本文
*****

「引き継ぎ資料、これだけですか?」
「去年のこの行事、どうやって準備したんですか?」
春は自治会の役員交代の時期。
しかし、多くの自治会では「前任者から十分な資料がもらえなかった」「口頭だけで説明されて忘れてしまった」というトラブルが後を絶ちません。
「記憶」ほど曖昧なものはありません。
私は以前、自治会長を務めた際、引き継ぎをわずか1時間で完了させました。
もちろん、手を抜いたわけではありません。「聞かれない仕組み」を作っておいたからです。
この記事では、私が実際に次期会長へ渡した「引き継ぎ資料の完全チェックリスト」と、「誰がやっても迷わない仕組みの作り方」を公開します。
引き継ぎで渡すべき資料チェックリスト
まずは結論から。
以下のリストにあるものが揃っていれば、次の役員は困りません。
紙で渡すもの、データで渡すもの、それぞれ整理しておきましょう。
1. 申請・申込関連の書類
役所や業者への申請は、一番の「つまづきポイント」です。
- ✅️ 申請書の控え(コピー)

*****

提供データ

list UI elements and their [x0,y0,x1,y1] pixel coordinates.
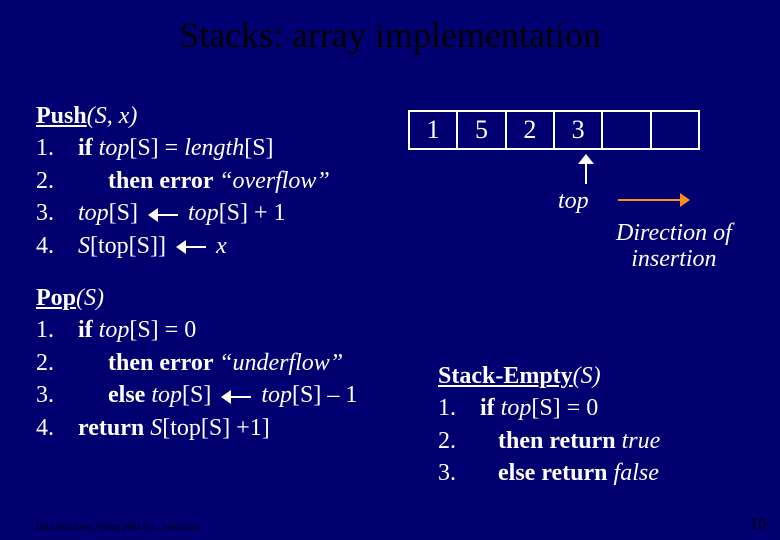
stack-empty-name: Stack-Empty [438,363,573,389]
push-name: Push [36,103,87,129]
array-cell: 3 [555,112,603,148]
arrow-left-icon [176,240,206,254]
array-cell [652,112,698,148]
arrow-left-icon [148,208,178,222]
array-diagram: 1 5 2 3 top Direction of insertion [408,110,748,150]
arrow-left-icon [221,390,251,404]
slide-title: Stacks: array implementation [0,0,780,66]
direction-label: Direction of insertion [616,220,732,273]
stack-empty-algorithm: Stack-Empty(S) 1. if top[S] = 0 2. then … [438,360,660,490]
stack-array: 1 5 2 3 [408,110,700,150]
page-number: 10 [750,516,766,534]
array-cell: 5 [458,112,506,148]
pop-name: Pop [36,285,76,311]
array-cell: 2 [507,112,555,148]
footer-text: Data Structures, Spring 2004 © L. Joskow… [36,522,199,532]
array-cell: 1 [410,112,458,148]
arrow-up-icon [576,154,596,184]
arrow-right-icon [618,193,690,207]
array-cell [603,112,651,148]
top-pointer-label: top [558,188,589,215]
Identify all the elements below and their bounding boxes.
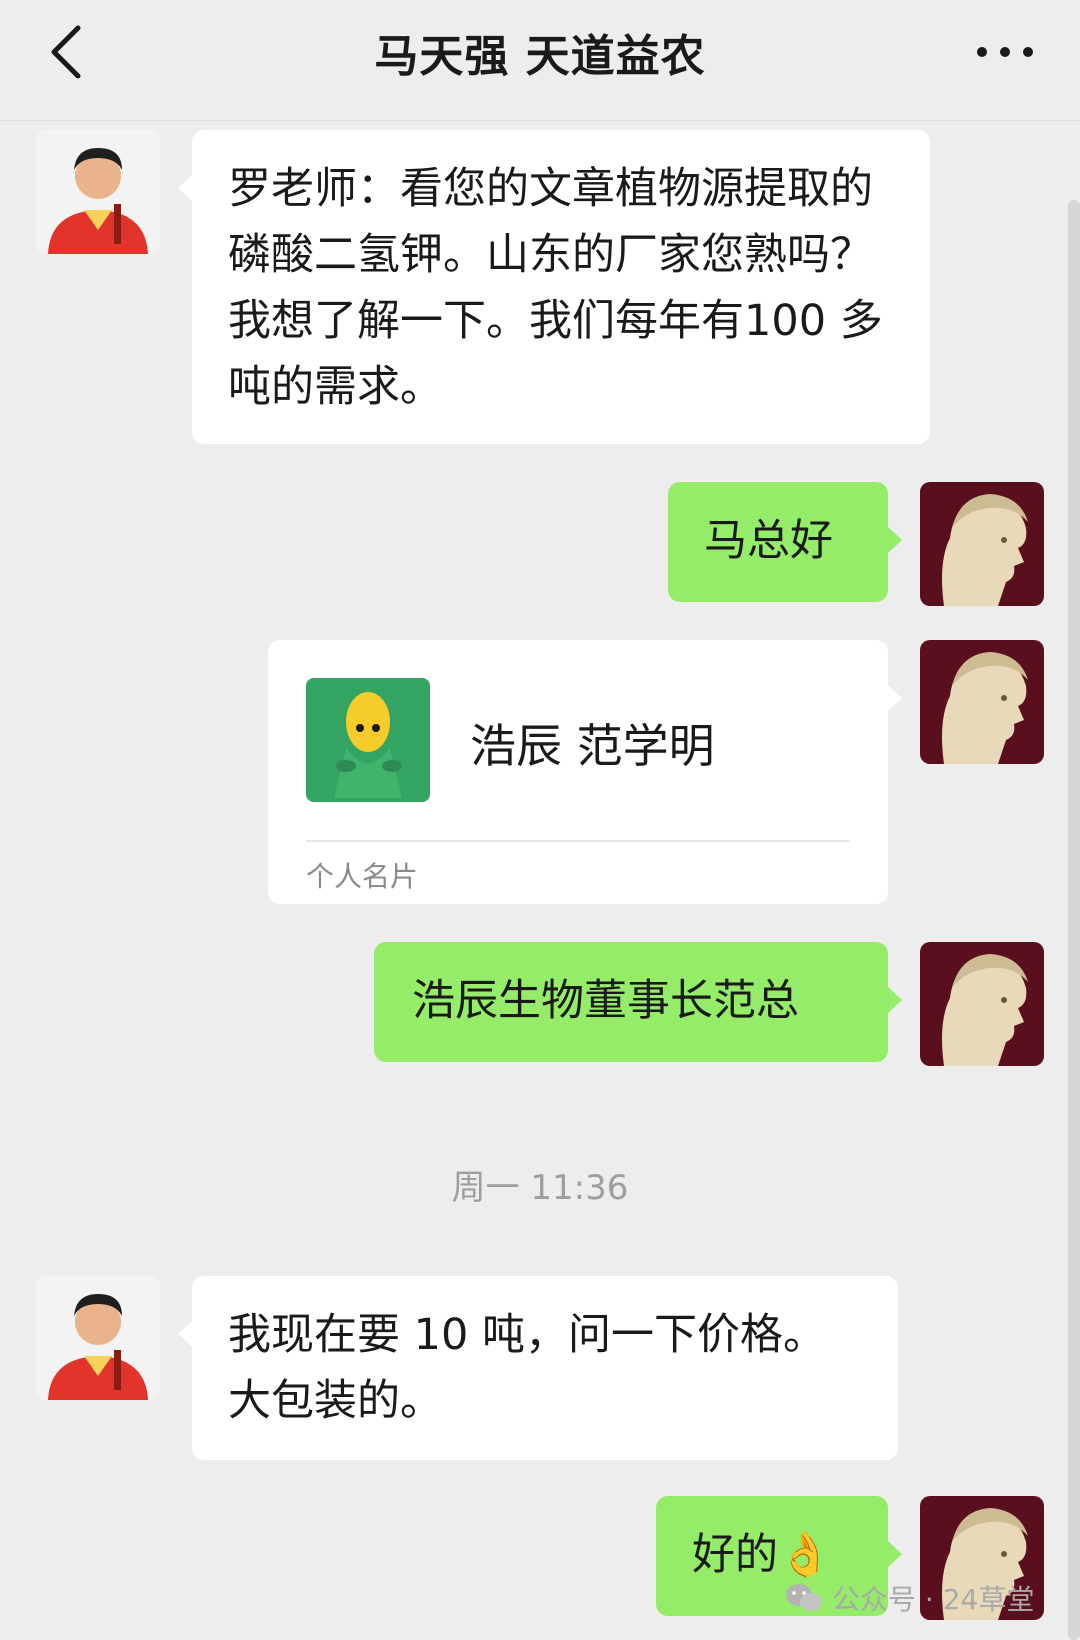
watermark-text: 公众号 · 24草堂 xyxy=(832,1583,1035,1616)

*****

課題の要件
自治会の引き継ぎについての本文で、書き手は自治会長を務めたとき、引き継ぎをどれだけの時間で終えたか。

記述回答
わずか1時間。